- [PASSAGE PROVIDED]
# It is That Time Once Again



## Herb Stoops (Aug 28, 2012)

Last night was our annual December meeting at the NW Woodworkers Assoc.
In the spirit of the season I presented the members with something useful for their toolbox.

Herb


----------



## RainMan 2.0 (May 6, 2014)

Wow you've been busy Herb . Only issue I see is there to pretty to use


----------



## jw2170 (Jan 24, 2008)

thecableguy said:


> wow you've been busy herb . Only issue i see is there to pretty to use


+1


----------



## DonkeyHody (Jan 22, 2015)

I wondered if you built that jig for just one mallet . . .
Good on you Herb! Nicely done. As always!


----------



## Herb Stoops (Aug 28, 2012)

DonkeyHody said:


> I wondered if you built that jig for just one mallet . . .
> Good on you Herb! Nicely done. As always!


I wondered who would be the first to figure that out, good one.

Herb


----------



## Moz (Nov 13, 2015)

Those are BEAUTIFUL!

Now I want to make one to pound noodles...
I know, you are asking, "WHaaAAA?" So I will explain.
I like to cook strange, yet delectable things to eat.

One of my quirky passions is pasta.

- [EXTRACTED INFORMATION]

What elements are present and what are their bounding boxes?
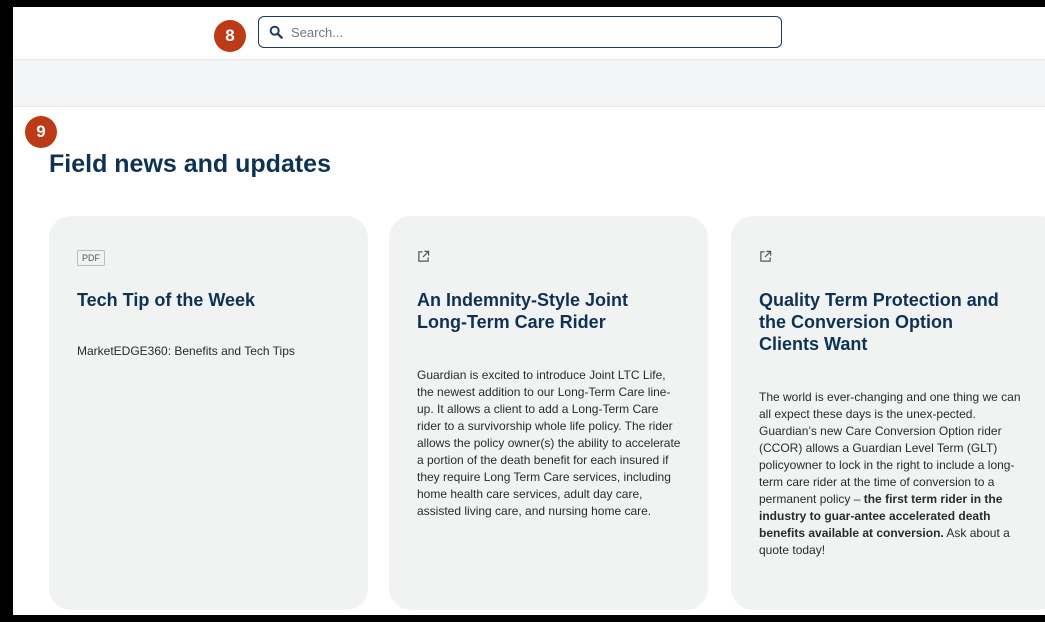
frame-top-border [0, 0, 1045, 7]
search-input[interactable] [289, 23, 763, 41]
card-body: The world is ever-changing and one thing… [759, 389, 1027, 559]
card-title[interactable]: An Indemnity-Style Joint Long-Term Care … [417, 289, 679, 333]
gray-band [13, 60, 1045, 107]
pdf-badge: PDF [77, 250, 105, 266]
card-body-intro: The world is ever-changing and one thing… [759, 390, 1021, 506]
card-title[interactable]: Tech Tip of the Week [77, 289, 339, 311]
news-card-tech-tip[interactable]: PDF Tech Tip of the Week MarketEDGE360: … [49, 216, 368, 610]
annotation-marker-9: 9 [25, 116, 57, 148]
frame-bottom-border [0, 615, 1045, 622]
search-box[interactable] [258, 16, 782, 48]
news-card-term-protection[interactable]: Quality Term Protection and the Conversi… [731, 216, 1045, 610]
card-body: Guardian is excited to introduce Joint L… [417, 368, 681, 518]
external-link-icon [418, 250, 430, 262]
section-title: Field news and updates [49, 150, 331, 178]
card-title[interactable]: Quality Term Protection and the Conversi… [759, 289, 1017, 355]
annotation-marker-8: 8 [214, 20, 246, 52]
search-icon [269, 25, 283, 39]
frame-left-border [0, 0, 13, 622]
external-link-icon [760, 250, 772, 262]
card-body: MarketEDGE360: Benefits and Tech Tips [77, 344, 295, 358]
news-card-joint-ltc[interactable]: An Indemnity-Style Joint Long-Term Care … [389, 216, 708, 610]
--
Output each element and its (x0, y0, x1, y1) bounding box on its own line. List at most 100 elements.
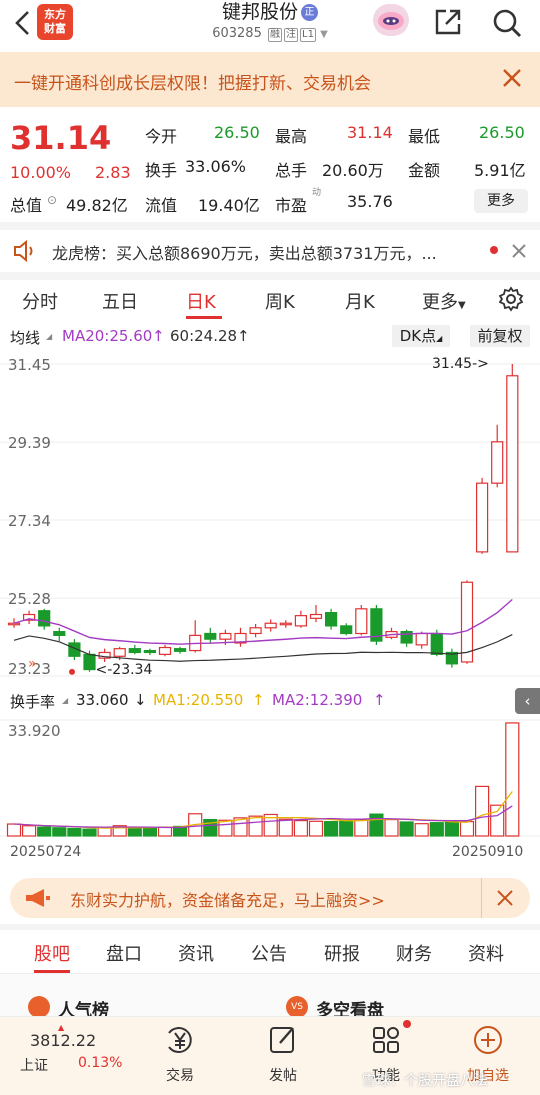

- [TASK PROMPT] Update the part of the woodworking forum thread that opens with the words "Those are BEAUTIFUL!" and closes with "things to eat.", putting "dough" in place of "noodles".

- [EXERCISE SOLUTION]
Those are BEAUTIFUL!

Now I want to make one to pound dough...
I know, you are asking, "WHaaAAA?" So I will explain.
I like to cook strange, yet delectable things to eat.